= Instructions for the task =
Scan the data below for the string "opened". Show every line where it turns up.

※

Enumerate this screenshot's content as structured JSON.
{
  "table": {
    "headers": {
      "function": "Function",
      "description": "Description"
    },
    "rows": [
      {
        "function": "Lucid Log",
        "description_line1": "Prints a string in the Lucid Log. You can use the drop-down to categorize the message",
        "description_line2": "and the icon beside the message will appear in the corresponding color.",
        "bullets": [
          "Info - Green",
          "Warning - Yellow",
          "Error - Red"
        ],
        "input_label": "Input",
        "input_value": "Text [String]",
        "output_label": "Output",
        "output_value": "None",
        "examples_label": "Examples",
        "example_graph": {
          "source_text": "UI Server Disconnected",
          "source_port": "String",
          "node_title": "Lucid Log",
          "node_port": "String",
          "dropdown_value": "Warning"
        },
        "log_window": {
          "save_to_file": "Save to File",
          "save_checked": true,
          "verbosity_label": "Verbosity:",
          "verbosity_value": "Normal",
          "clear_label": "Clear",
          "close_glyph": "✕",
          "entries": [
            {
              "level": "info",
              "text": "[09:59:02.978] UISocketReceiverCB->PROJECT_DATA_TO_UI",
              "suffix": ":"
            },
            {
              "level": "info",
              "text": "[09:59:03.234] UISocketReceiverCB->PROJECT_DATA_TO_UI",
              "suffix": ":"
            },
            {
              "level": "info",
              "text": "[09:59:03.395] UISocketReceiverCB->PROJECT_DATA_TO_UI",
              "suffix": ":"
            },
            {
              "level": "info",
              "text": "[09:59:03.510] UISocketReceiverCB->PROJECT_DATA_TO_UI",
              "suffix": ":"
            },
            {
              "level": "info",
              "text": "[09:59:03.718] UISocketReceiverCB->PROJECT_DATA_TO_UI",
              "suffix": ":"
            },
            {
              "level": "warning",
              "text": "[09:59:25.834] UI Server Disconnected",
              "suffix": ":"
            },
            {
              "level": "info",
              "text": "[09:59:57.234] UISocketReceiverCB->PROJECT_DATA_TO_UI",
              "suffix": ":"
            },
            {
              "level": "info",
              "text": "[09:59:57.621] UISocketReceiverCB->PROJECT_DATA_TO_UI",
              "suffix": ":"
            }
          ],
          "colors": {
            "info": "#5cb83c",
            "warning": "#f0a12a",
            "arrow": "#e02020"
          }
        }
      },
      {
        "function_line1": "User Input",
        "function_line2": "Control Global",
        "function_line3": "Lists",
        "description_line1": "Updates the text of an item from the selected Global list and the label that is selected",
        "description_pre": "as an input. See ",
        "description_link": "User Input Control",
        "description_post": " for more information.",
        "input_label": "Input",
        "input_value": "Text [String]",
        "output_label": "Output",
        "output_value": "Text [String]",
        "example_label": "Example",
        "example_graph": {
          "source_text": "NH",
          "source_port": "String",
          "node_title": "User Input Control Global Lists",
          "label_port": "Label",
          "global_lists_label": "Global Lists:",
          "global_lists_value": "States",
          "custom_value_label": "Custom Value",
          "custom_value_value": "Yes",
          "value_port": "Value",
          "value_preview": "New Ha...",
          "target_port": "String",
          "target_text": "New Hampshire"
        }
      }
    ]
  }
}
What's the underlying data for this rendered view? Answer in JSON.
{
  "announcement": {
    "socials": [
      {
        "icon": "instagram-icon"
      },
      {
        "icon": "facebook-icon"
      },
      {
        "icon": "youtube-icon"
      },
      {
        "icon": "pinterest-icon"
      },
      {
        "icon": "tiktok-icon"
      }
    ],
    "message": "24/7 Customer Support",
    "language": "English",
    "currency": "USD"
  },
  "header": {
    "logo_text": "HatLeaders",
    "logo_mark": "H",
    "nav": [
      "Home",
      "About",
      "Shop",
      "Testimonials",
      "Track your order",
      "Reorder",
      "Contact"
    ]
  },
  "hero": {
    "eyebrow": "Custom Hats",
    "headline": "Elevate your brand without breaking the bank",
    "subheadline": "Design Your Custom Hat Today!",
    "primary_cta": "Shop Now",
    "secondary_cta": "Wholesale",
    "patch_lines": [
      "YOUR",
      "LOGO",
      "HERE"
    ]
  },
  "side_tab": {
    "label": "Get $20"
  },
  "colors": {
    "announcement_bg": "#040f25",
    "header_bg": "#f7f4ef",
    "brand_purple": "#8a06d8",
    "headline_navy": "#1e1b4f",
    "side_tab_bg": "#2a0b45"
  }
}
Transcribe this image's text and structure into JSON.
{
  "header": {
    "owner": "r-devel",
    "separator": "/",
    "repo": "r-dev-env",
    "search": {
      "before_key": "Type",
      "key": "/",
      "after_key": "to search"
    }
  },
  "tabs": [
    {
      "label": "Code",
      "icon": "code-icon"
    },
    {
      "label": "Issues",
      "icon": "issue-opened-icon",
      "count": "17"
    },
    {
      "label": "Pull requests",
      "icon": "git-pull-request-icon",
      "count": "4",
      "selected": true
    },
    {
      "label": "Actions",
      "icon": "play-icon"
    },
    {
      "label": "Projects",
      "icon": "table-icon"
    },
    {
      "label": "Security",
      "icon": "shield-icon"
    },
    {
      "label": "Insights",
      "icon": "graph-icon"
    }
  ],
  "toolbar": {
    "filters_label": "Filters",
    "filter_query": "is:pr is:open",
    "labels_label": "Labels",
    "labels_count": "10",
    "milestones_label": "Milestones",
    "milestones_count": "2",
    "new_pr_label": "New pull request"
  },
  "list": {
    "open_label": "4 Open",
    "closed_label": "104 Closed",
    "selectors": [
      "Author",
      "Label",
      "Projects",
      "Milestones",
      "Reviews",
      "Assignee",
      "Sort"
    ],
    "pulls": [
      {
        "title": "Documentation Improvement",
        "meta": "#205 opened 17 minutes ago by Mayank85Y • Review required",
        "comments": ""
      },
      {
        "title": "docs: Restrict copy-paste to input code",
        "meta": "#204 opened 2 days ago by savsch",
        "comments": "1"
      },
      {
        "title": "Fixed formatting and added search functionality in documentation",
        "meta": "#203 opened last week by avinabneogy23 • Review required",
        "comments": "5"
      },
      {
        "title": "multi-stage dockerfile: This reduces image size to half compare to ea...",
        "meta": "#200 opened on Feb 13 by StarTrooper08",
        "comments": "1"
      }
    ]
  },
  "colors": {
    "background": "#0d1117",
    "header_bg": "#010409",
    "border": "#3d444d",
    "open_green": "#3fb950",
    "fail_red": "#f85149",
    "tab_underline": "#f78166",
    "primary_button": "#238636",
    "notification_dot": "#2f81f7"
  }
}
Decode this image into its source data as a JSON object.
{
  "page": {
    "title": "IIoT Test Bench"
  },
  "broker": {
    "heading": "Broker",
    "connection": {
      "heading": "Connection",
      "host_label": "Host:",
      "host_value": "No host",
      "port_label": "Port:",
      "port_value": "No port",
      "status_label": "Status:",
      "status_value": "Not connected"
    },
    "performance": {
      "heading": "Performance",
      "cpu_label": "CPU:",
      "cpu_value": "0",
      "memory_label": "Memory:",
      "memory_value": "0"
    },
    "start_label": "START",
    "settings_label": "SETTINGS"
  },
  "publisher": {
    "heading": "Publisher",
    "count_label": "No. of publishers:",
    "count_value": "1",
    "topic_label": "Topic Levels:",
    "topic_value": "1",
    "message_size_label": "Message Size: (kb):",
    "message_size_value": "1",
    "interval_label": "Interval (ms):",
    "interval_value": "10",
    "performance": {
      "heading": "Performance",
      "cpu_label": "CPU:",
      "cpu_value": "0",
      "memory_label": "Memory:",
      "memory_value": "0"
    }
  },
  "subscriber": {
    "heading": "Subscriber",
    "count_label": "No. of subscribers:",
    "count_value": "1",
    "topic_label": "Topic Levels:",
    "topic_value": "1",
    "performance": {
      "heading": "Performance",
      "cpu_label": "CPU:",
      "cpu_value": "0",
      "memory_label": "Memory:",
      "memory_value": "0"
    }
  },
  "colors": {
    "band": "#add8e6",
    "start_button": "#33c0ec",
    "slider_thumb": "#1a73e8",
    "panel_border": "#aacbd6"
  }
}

※

= Worked solution =
      "icon": "issue-opened-icon",
        "meta": "#205 opened 17 minutes ago by Mayank85Y • Review required",
        "meta": "#204 opened 2 days ago by savsch",
        "meta": "#203 opened last week by avinabneogy23 • Review required",
        "meta": "#200 opened on Feb 13 by StarTrooper08",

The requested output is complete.